- [Required work]: Copy all lines holding the word "Condition" from the entries.

(Some records)
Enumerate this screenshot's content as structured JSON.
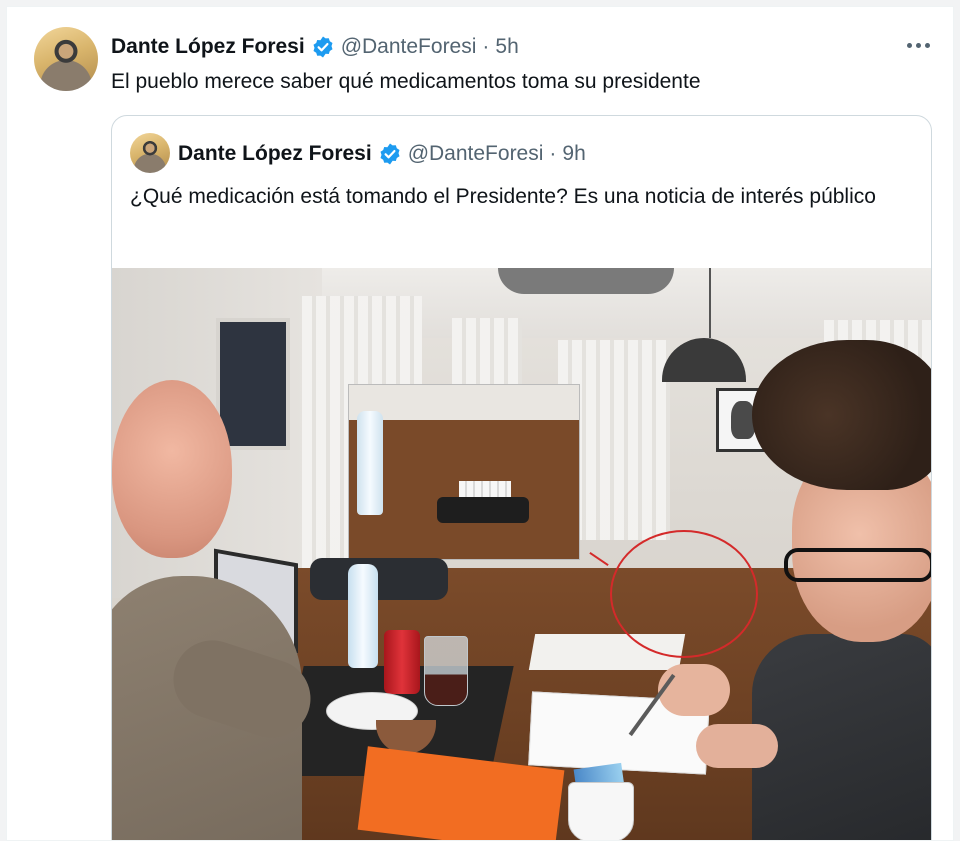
{
  "main_tweet": {
    "author_name": "Dante López Foresi",
    "handle": "@DanteForesi",
    "separator": "·",
    "time": "5h",
    "text": "El pueblo merece saber qué medicamentos toma su presidente"
  },
  "quoted_tweet": {
    "author_name": "Dante López Foresi",
    "handle": "@DanteForesi",
    "separator": "·",
    "time": "9h",
    "text": "¿Qué medicación está tomando el Presidente? Es una noticia de interés público"
  },
  "icons": {
    "verified": "verified-badge-icon",
    "more": "more-options-icon"
  },
  "colors": {
    "verified": "#1d9bf0",
    "secondary_text": "#536471",
    "annotation": "#d42a2a"
  }
}
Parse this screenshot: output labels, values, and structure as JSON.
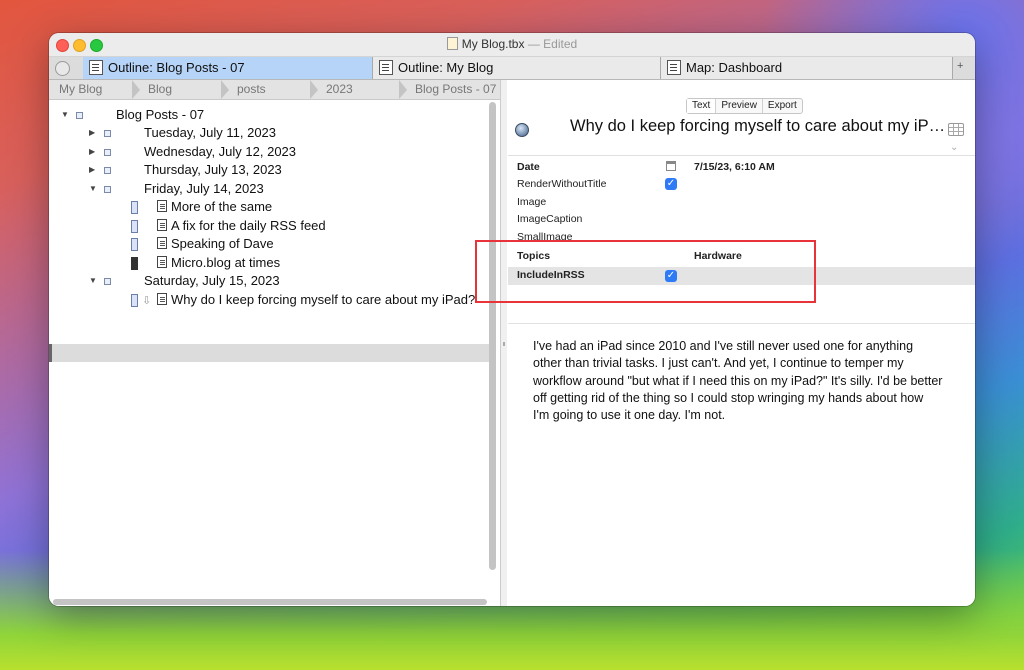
{
  "window": {
    "title": "My Blog.tbx",
    "separator": "—",
    "edited": "Edited"
  },
  "tabs": [
    {
      "label": "Outline: Blog Posts - 07",
      "active": true
    },
    {
      "label": "Outline: My Blog",
      "active": false
    },
    {
      "label": "Map: Dashboard",
      "active": false
    }
  ],
  "tab_add": "+",
  "breadcrumbs": [
    "My Blog",
    "Blog",
    "posts",
    "2023",
    "Blog Posts - 07"
  ],
  "outline": {
    "root": "Blog Posts - 07",
    "days": [
      {
        "label": "Tuesday, July 11, 2023",
        "expanded": false
      },
      {
        "label": "Wednesday, July 12, 2023",
        "expanded": false
      },
      {
        "label": "Thursday, July 13, 2023",
        "expanded": false
      },
      {
        "label": "Friday, July 14, 2023",
        "expanded": true
      },
      {
        "label": "Saturday, July 15, 2023",
        "expanded": true
      }
    ],
    "friday_notes": [
      "More of the same",
      "A fix for the daily RSS feed",
      "Speaking of Dave",
      "Micro.blog at times"
    ],
    "saturday_notes": [
      "Why do I keep forcing myself to care about my iPad?"
    ]
  },
  "view_modes": [
    "Text",
    "Preview",
    "Export"
  ],
  "note": {
    "title": "Why do I keep forcing myself to care about my iP…",
    "attributes": {
      "date_key": "Date",
      "date_value": "7/15/23, 6:10 AM",
      "render_key": "RenderWithoutTitle",
      "render_checked": true,
      "image_key": "Image",
      "caption_key": "ImageCaption",
      "small_image_key": "SmallImage",
      "topics_key": "Topics",
      "topics_value": "Hardware",
      "rss_key": "IncludeInRSS",
      "rss_checked": true
    },
    "body": "I've had an iPad since 2010 and I've still never used one for anything other than trivial tasks. I just can't. And yet, I continue to temper my workflow around \"but what if I need this on my iPad?\" It's silly. I'd be better off getting rid of the thing so I could stop wringing my hands about how I'm going to use it one day. I'm not."
  },
  "icons": {
    "checkbox_mark": "✓",
    "collapsed": "▶",
    "expanded": "▼",
    "chevron": "⌄",
    "arrow": "⇩"
  }
}
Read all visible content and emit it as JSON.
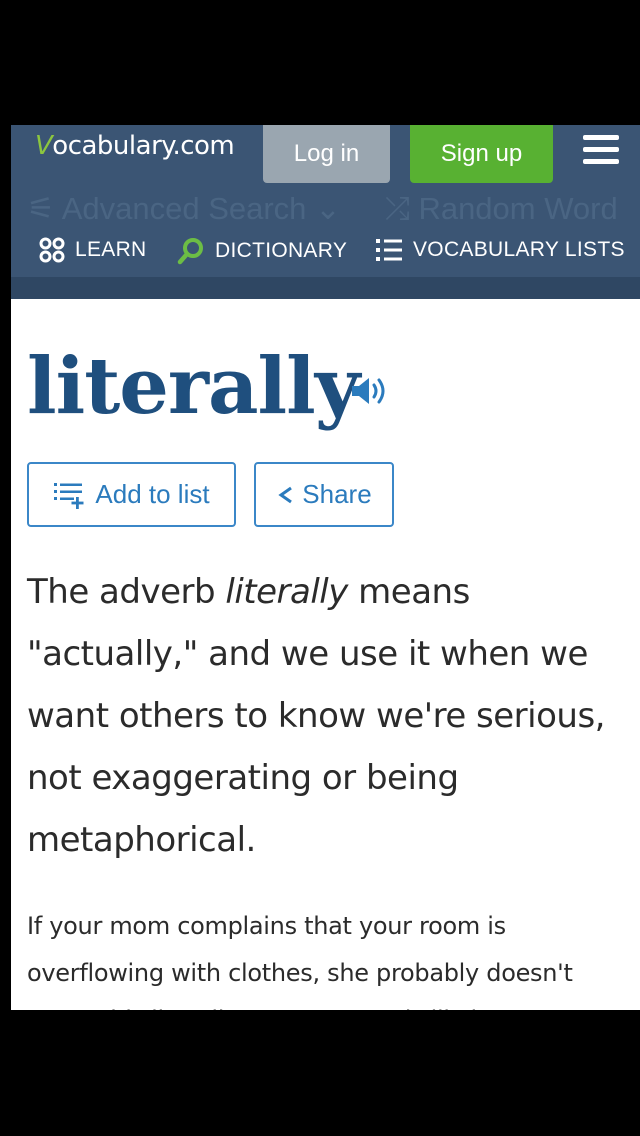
{
  "header": {
    "logo_mark": "V",
    "logo_text": "ocabulary.com",
    "login_label": "Log in",
    "signup_label": "Sign up",
    "advanced_search_label": "Advanced Search",
    "random_word_label": "Random Word"
  },
  "nav": {
    "items": [
      {
        "label": "LEARN",
        "icon": "learn-circles-icon"
      },
      {
        "label": "DICTIONARY",
        "icon": "search-icon"
      },
      {
        "label": "VOCABULARY LISTS",
        "icon": "list-icon"
      }
    ]
  },
  "entry": {
    "word": "literally",
    "add_to_list_label": "Add to list",
    "share_label": "Share",
    "short_def_before": "The adverb ",
    "short_def_italic": "literally",
    "short_def_after": " means \"actually,\" and we use it when we want others to know we're serious, not exaggerating or being metaphorical.",
    "long_def": "If your mom complains that your room is overflowing with clothes, she probably doesn't mean this literally — your room is likely"
  },
  "colors": {
    "header_bg": "#3b5574",
    "signup_green": "#58b132",
    "word_blue": "#1f4f7e",
    "link_blue": "#2b7bbd"
  }
}
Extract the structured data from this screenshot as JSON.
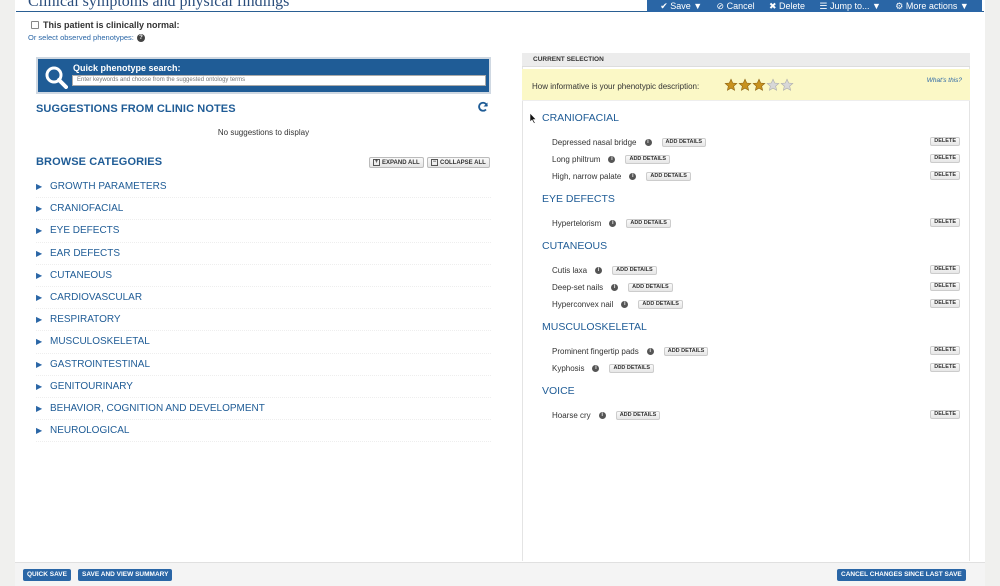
{
  "page": {
    "title": "Clinical symptoms and physical findings"
  },
  "toolbar": {
    "save": "✔ Save ▼",
    "cancel": "⊘ Cancel",
    "delete": "✖ Delete",
    "jump": "☰ Jump to... ▼",
    "more": "⚙ More actions ▼"
  },
  "normal": {
    "label": "This patient is clinically normal:"
  },
  "select_phenotypes": {
    "label": "Or select observed phenotypes:"
  },
  "quick_search": {
    "label": "Quick phenotype search:",
    "placeholder": "Enter keywords and choose from the suggested ontology terms"
  },
  "suggestions": {
    "heading": "SUGGESTIONS FROM CLINIC NOTES",
    "empty": "No suggestions to display"
  },
  "browse": {
    "heading": "BROWSE CATEGORIES",
    "expand_all": "EXPAND ALL",
    "collapse_all": "COLLAPSE ALL",
    "categories": [
      "GROWTH PARAMETERS",
      "CRANIOFACIAL",
      "EYE DEFECTS",
      "EAR DEFECTS",
      "CUTANEOUS",
      "CARDIOVASCULAR",
      "RESPIRATORY",
      "MUSCULOSKELETAL",
      "GASTROINTESTINAL",
      "GENITOURINARY",
      "BEHAVIOR, COGNITION AND DEVELOPMENT",
      "NEUROLOGICAL"
    ]
  },
  "current": {
    "heading": "CURRENT SELECTION",
    "info_text": "How informative is your phenotypic description:",
    "whats_this": "What's this?",
    "stars_filled": 3,
    "stars_total": 5,
    "add_details": "ADD DETAILS",
    "delete": "DELETE",
    "sections": [
      {
        "title": "CRANIOFACIAL",
        "items": [
          "Depressed nasal bridge",
          "Long philtrum",
          "High, narrow palate"
        ]
      },
      {
        "title": "EYE DEFECTS",
        "items": [
          "Hypertelorism"
        ]
      },
      {
        "title": "CUTANEOUS",
        "items": [
          "Cutis laxa",
          "Deep-set nails",
          "Hyperconvex nail"
        ]
      },
      {
        "title": "MUSCULOSKELETAL",
        "items": [
          "Prominent fingertip pads",
          "Kyphosis"
        ]
      },
      {
        "title": "VOICE",
        "items": [
          "Hoarse cry"
        ]
      }
    ]
  },
  "bottom": {
    "quick_save": "QUICK SAVE",
    "save_view": "SAVE AND VIEW SUMMARY",
    "cancel_changes": "CANCEL CHANGES SINCE LAST SAVE"
  },
  "colors": {
    "brand": "#1f5c96",
    "toolbar": "#2a66a6",
    "info_bar": "#fbf8c6"
  }
}
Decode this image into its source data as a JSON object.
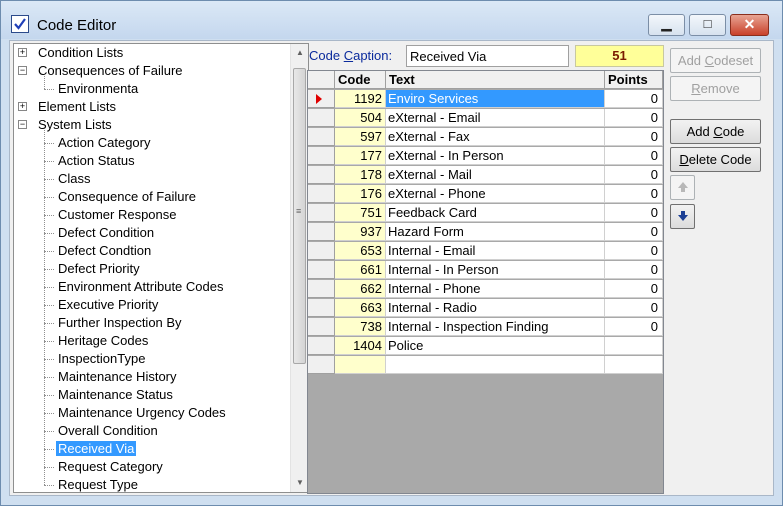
{
  "window": {
    "title": "Code Editor",
    "minimize_glyph": "▁",
    "maximize_glyph": "□",
    "close_glyph": "✕"
  },
  "tree": {
    "nodes": [
      {
        "label": "Condition Lists",
        "expander": "+"
      },
      {
        "label": "Consequences of Failure",
        "expander": "−"
      },
      {
        "label": "Environmenta"
      },
      {
        "label": "Element Lists",
        "expander": "+"
      },
      {
        "label": "System Lists",
        "expander": "−"
      },
      {
        "label": "Action Category"
      },
      {
        "label": "Action Status"
      },
      {
        "label": "Class"
      },
      {
        "label": "Consequence of Failure"
      },
      {
        "label": "Customer Response"
      },
      {
        "label": "Defect Condition"
      },
      {
        "label": "Defect Condtion"
      },
      {
        "label": "Defect Priority"
      },
      {
        "label": "Environment Attribute Codes"
      },
      {
        "label": "Executive Priority"
      },
      {
        "label": "Further Inspection By"
      },
      {
        "label": "Heritage Codes"
      },
      {
        "label": "InspectionType"
      },
      {
        "label": "Maintenance History"
      },
      {
        "label": "Maintenance Status"
      },
      {
        "label": "Maintenance Urgency Codes"
      },
      {
        "label": "Overall Condition"
      },
      {
        "label": "Received Via",
        "selected": true
      },
      {
        "label": "Request Category"
      },
      {
        "label": "Request Type"
      }
    ],
    "scroll_up": "▲",
    "scroll_down": "▼",
    "grip": "≡"
  },
  "caption": {
    "label_prefix": "Code ",
    "label_underlined": "C",
    "label_rest": "aption:",
    "value": "Received Via",
    "count": "51"
  },
  "grid": {
    "headers": {
      "code": "Code",
      "text": "Text",
      "points": "Points"
    },
    "rows": [
      {
        "code": "1192",
        "text": "Enviro Services",
        "points": "0",
        "current": true
      },
      {
        "code": "504",
        "text": "eXternal - Email",
        "points": "0"
      },
      {
        "code": "597",
        "text": "eXternal - Fax",
        "points": "0"
      },
      {
        "code": "177",
        "text": "eXternal - In Person",
        "points": "0"
      },
      {
        "code": "178",
        "text": "eXternal - Mail",
        "points": "0"
      },
      {
        "code": "176",
        "text": "eXternal - Phone",
        "points": "0"
      },
      {
        "code": "751",
        "text": "Feedback Card",
        "points": "0"
      },
      {
        "code": "937",
        "text": "Hazard Form",
        "points": "0"
      },
      {
        "code": "653",
        "text": "Internal - Email",
        "points": "0"
      },
      {
        "code": "661",
        "text": "Internal - In Person",
        "points": "0"
      },
      {
        "code": "662",
        "text": "Internal - Phone",
        "points": "0"
      },
      {
        "code": "663",
        "text": "Internal - Radio",
        "points": "0"
      },
      {
        "code": "738",
        "text": "Internal - Inspection Finding",
        "points": "0"
      },
      {
        "code": "1404",
        "text": "Police",
        "points": ""
      },
      {
        "code": "",
        "text": "",
        "points": ""
      }
    ]
  },
  "buttons": {
    "add_codeset": {
      "pre": "Add ",
      "ul": "C",
      "post": "odeset",
      "enabled": false
    },
    "remove": {
      "pre": "",
      "ul": "R",
      "post": "emove",
      "enabled": false
    },
    "add_code": {
      "pre": "Add ",
      "ul": "C",
      "post": "ode",
      "enabled": true
    },
    "delete_code": {
      "pre": "",
      "ul": "D",
      "post": "elete Code",
      "enabled": true
    }
  },
  "colors": {
    "selection": "#3399ff",
    "code_column": "#ffffcc",
    "count_box": "#ffff99",
    "row_marker": "#e00000",
    "move_down_arrow": "#1c3f94"
  }
}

- [Output below]:
        "label": "Condition Lists",
        "label": "Defect Condition"
        "label": "Overall Condition"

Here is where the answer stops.